- **Exercise aim**
Count every line that has the word "结合材料". Give the number, without anything more.

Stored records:
<<<<
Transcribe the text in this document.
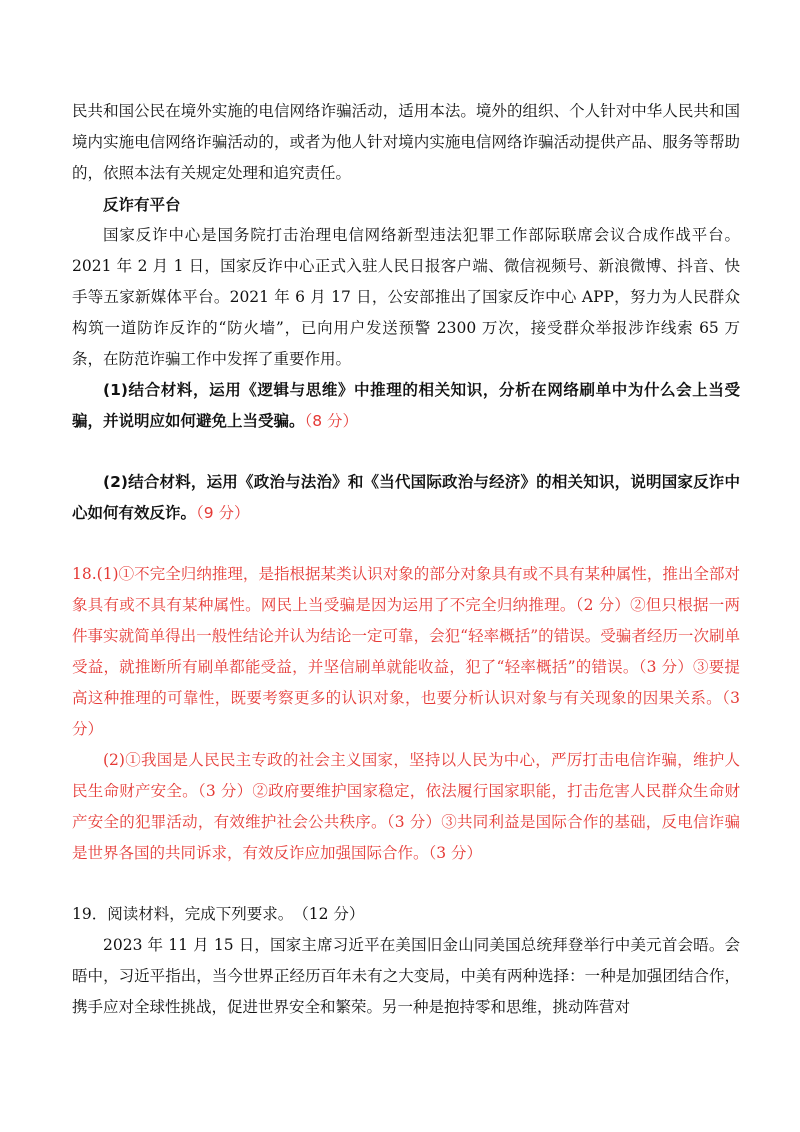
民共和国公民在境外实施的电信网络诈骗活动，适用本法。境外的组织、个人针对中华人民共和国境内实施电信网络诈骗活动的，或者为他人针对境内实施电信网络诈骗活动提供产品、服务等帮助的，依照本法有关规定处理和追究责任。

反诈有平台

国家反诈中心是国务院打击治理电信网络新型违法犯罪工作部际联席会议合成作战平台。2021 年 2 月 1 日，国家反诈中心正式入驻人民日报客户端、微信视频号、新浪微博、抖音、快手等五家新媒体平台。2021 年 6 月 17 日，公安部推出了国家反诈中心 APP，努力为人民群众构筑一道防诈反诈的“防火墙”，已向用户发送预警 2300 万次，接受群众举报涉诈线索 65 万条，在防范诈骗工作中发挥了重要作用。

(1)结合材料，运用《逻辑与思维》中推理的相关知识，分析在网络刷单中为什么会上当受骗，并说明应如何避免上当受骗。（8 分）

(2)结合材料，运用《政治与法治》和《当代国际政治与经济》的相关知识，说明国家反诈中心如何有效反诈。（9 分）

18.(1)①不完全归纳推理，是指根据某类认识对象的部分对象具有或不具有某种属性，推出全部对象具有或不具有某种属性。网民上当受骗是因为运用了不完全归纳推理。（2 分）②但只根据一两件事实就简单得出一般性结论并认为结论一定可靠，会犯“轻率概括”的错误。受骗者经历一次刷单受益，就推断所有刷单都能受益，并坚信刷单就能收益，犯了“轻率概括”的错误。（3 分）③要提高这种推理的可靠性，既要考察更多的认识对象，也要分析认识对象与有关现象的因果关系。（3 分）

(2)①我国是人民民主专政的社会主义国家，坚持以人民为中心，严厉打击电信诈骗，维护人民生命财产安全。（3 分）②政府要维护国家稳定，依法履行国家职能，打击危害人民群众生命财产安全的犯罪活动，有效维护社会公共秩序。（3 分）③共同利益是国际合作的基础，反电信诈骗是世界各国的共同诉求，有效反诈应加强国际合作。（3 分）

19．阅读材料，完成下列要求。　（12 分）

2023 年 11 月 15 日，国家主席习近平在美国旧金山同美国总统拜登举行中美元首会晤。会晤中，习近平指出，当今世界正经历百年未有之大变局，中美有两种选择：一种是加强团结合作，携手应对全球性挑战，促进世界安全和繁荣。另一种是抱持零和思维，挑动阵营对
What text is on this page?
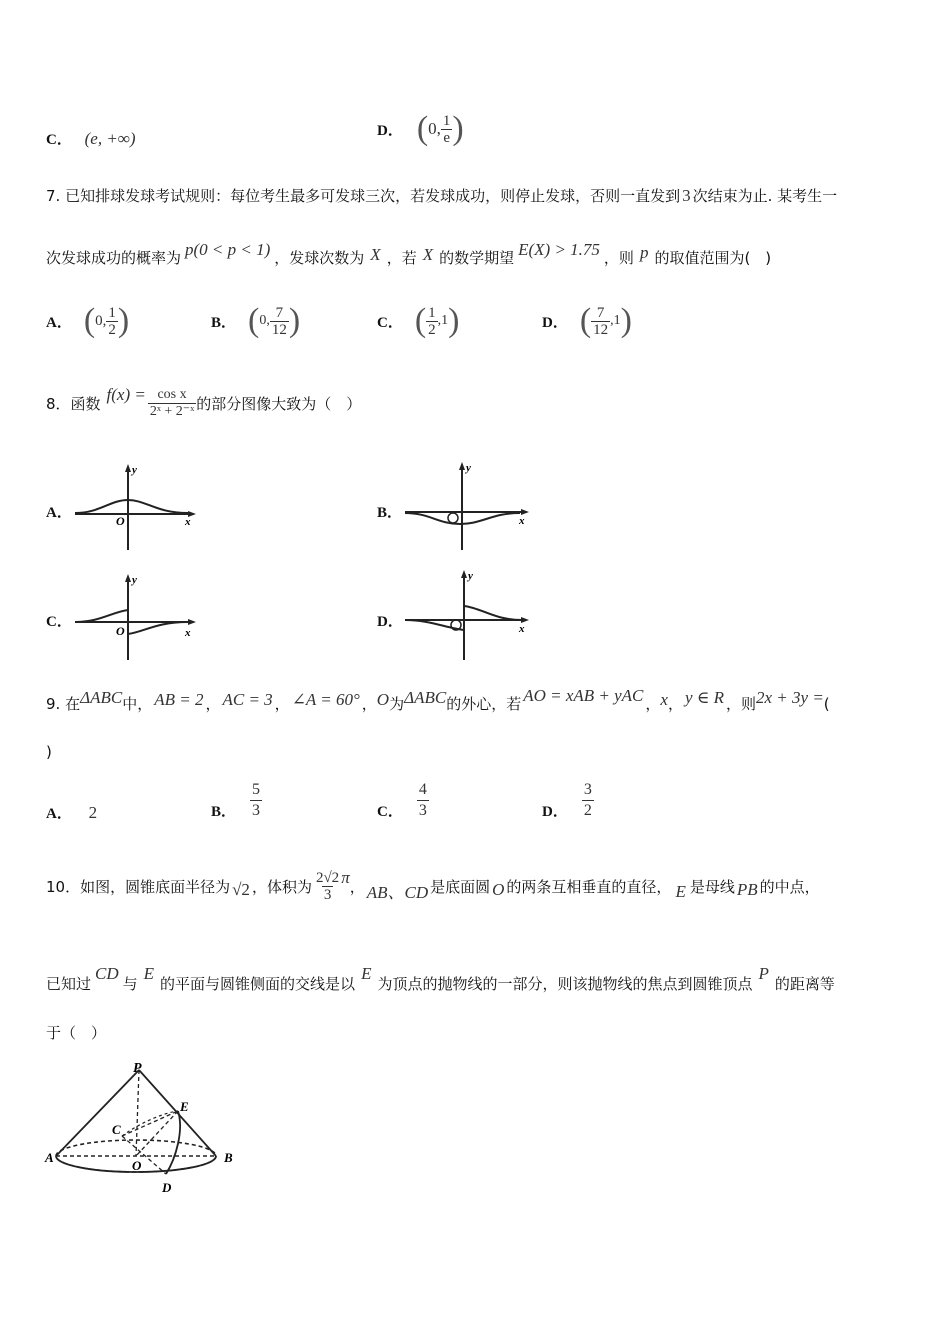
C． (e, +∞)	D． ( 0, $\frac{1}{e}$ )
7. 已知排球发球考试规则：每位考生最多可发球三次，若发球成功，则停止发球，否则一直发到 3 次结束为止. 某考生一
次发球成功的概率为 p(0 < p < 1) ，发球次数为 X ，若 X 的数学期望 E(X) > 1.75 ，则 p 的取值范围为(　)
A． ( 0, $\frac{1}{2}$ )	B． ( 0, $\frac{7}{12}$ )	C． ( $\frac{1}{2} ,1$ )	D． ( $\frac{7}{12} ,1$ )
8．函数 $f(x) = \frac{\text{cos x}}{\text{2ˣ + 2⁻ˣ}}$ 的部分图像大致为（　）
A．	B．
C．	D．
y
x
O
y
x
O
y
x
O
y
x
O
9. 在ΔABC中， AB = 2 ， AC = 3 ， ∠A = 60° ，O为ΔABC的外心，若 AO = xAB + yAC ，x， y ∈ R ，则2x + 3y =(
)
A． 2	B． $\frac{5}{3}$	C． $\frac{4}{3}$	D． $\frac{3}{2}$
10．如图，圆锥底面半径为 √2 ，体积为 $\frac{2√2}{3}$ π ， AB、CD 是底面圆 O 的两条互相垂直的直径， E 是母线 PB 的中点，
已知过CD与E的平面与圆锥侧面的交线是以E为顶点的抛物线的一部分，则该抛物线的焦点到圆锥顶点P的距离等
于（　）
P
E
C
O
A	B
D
>>>>
<<<<
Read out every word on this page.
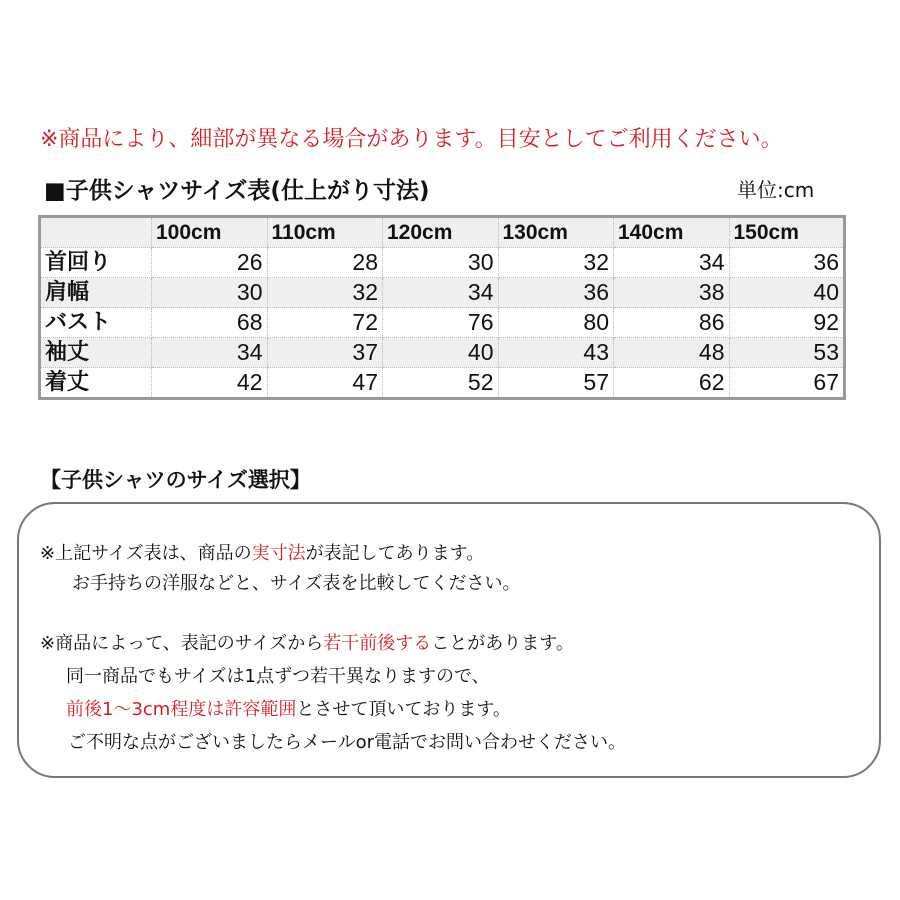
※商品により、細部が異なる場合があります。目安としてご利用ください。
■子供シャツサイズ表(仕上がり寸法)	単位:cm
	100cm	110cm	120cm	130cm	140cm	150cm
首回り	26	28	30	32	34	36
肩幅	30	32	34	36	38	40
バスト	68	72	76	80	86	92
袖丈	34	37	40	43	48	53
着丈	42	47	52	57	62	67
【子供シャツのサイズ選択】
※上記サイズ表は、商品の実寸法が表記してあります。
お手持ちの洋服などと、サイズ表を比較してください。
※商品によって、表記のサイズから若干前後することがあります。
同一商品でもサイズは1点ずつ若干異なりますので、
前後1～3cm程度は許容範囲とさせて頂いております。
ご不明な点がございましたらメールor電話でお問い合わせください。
>>>>
- **Result**
2